* REQUIREMENTS *
Report how many lines include the word "type", and nothing besides that number.

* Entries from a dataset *
_ _ _

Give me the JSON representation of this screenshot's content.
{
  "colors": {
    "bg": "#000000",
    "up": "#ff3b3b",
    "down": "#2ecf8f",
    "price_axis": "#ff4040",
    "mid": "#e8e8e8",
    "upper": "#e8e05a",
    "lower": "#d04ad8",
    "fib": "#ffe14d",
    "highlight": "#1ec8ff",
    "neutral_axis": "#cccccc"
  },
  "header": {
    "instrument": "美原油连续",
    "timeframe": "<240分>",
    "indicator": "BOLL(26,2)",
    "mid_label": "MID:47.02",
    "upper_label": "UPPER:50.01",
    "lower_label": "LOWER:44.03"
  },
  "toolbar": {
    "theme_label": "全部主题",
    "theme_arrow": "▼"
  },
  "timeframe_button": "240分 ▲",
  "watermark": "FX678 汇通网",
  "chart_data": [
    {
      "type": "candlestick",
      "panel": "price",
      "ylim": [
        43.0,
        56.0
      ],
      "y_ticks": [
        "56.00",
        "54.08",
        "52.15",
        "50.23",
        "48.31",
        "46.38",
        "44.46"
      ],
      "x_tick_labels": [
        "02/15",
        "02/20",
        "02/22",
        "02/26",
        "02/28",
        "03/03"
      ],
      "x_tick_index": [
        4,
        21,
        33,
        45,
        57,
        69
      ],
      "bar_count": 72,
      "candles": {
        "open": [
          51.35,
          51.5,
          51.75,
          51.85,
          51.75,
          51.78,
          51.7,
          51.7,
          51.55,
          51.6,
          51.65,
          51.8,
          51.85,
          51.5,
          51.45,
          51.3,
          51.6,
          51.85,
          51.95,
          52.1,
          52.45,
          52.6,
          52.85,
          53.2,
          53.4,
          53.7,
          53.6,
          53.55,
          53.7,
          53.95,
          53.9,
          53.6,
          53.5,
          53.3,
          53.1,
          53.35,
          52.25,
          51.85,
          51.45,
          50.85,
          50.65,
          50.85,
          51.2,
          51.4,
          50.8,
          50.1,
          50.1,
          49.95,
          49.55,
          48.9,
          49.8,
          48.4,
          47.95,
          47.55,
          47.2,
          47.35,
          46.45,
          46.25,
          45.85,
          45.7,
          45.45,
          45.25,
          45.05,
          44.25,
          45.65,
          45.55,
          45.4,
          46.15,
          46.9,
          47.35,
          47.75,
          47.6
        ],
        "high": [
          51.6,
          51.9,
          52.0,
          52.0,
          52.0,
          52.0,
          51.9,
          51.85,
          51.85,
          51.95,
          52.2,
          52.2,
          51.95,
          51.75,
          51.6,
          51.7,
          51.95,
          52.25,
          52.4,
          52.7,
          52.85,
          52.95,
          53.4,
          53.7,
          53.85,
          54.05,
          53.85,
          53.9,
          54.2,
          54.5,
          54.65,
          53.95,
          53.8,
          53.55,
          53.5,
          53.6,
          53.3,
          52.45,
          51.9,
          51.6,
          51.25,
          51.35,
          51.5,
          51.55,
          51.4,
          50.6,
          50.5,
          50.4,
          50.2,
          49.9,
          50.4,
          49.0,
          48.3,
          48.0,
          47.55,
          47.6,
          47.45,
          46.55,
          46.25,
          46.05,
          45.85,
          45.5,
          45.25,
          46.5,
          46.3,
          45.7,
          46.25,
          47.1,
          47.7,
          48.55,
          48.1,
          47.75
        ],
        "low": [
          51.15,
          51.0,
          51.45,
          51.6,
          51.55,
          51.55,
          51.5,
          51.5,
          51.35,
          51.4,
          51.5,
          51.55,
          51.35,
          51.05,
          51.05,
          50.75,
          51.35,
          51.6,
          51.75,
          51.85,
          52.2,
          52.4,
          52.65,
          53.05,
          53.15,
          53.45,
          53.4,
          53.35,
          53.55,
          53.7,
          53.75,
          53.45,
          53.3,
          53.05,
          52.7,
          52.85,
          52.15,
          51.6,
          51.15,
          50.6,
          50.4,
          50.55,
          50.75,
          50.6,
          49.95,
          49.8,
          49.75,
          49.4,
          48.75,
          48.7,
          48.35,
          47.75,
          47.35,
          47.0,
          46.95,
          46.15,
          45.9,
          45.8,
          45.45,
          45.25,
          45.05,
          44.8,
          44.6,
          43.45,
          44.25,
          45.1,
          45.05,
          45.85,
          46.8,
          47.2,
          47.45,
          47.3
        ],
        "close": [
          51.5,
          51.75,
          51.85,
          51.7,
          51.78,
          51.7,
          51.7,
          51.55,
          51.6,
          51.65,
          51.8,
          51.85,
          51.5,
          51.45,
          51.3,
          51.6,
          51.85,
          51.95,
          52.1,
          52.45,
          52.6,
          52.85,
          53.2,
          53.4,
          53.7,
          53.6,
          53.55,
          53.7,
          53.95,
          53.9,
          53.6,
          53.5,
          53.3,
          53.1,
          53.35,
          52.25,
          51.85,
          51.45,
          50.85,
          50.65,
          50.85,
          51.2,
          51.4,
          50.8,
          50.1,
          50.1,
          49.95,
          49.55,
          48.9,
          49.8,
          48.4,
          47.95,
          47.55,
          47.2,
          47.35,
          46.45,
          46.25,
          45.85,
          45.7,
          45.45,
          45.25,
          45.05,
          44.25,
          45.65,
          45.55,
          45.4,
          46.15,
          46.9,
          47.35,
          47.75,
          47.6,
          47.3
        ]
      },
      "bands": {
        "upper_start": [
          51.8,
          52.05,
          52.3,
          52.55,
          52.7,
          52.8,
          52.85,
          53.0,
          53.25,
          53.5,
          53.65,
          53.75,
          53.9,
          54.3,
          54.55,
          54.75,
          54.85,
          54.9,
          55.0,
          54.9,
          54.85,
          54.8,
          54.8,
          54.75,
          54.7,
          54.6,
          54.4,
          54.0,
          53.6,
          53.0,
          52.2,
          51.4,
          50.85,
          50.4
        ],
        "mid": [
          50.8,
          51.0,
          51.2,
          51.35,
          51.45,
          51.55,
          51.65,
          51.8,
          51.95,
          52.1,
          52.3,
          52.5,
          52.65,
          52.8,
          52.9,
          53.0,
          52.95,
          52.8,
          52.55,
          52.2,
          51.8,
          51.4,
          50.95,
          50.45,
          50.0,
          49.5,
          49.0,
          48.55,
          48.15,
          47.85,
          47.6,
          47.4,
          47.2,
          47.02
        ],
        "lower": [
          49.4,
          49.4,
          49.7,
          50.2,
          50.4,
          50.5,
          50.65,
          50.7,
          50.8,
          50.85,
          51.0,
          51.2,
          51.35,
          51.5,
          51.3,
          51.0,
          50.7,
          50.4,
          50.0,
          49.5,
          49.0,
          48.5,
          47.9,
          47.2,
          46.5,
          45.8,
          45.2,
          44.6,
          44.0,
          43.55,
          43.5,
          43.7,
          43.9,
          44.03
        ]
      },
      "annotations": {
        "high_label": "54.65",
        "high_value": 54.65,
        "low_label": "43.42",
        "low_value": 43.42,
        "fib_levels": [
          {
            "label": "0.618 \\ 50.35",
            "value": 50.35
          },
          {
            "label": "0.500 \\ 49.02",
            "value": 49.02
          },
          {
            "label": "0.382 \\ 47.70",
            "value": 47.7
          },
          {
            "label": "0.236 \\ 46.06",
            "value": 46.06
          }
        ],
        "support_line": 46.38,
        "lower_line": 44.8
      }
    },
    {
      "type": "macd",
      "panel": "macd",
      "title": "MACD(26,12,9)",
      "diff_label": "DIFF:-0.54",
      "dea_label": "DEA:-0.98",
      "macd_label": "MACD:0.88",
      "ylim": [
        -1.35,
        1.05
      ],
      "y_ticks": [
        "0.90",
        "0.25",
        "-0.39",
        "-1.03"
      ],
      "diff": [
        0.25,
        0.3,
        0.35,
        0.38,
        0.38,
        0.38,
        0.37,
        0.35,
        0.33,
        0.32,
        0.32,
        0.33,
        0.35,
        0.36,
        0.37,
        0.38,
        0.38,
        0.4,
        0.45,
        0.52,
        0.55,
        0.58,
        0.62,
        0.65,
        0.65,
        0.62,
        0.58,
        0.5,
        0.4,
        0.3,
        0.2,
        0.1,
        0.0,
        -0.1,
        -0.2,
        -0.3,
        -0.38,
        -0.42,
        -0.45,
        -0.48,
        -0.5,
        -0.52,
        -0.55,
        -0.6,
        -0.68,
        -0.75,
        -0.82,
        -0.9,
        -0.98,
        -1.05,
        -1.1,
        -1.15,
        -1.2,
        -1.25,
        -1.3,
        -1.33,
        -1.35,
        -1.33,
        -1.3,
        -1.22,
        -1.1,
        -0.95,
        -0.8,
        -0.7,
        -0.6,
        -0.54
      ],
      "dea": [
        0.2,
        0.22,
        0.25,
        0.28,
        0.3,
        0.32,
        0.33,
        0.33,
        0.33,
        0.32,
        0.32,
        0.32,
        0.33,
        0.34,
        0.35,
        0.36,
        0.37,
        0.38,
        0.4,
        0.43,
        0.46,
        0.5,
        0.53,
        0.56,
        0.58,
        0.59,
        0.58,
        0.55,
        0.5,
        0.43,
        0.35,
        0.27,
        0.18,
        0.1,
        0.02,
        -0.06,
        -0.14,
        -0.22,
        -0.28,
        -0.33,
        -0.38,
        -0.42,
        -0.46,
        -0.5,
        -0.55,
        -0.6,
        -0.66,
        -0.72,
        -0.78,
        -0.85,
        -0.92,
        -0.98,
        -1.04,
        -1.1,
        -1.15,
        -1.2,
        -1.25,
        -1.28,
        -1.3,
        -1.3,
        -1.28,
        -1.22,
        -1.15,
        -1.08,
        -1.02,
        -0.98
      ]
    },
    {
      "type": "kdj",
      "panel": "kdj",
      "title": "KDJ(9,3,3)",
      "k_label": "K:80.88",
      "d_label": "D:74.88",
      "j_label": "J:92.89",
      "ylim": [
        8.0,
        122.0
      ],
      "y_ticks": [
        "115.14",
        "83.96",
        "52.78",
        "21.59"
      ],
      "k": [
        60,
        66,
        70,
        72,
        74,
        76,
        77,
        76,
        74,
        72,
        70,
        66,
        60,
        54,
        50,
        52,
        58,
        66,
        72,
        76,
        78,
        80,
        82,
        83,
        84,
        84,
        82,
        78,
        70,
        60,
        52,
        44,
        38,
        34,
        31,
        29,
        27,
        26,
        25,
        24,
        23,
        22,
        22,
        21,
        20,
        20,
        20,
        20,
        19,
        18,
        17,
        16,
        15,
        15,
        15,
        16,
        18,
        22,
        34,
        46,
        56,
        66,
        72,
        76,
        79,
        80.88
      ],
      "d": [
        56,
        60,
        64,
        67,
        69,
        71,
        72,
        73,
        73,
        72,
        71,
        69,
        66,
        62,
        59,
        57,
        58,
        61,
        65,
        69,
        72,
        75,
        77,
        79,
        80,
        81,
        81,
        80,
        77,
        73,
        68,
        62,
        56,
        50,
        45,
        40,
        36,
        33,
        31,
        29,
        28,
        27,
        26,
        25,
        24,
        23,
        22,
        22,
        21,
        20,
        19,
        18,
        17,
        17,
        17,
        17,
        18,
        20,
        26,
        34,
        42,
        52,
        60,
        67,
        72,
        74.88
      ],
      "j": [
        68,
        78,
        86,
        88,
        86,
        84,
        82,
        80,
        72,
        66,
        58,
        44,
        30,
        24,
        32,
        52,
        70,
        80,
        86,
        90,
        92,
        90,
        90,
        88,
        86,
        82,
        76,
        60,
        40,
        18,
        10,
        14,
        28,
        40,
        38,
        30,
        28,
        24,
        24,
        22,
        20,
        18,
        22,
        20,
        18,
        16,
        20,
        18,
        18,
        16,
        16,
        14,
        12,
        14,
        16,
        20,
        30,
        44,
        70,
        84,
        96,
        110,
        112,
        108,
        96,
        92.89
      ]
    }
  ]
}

_ _ _

* SOLVED PROBLEM *
3